* TASK GOAL *
Pick out every line in the entries below that contains the string "tick", and copy each one.

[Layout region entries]
☆ ☆ ☆ ☆

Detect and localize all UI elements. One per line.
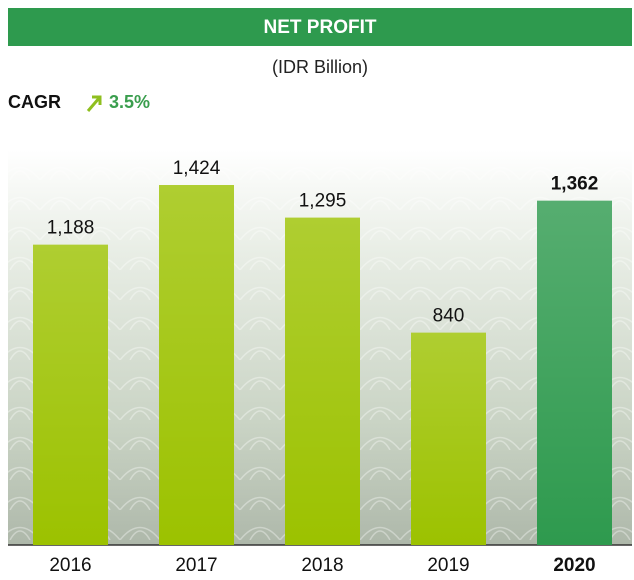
bar-sheen: [411, 332, 486, 545]
title-bar: [8, 8, 632, 46]
cagr-value: 3.5%: [109, 92, 150, 112]
value-label: 1,362: [551, 174, 599, 195]
value-label: 1,295: [299, 191, 347, 212]
x-tick-label: 2018: [301, 555, 343, 576]
cagr-label: CAGR: [8, 92, 61, 112]
x-tick-label: 2020: [553, 555, 595, 576]
x-tick-label: 2016: [49, 555, 91, 576]
bar-sheen: [285, 217, 360, 545]
bar-sheen: [33, 244, 108, 546]
value-label: 1,188: [47, 218, 95, 239]
x-tick-label: 2017: [175, 555, 217, 576]
chart-title: NET PROFIT: [264, 17, 377, 38]
up-arrow-icon: [86, 95, 102, 112]
x-tick-label: 2019: [427, 555, 469, 576]
value-label: 840: [433, 306, 465, 327]
bar-sheen: [537, 200, 612, 545]
bar-sheen: [159, 185, 234, 545]
value-label: 1,424: [173, 158, 221, 179]
chart-subtitle: (IDR Billion): [272, 57, 368, 77]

☆ ☆ ☆ ☆

* EXPECTED OUTPUT *
x-tick-label: 2018: [301, 555, 343, 576]
x-tick-label: 2020: [553, 555, 595, 576]
x-tick-label: 2016: [49, 555, 91, 576]
x-tick-label: 2017: [175, 555, 217, 576]
x-tick-label: 2019: [427, 555, 469, 576]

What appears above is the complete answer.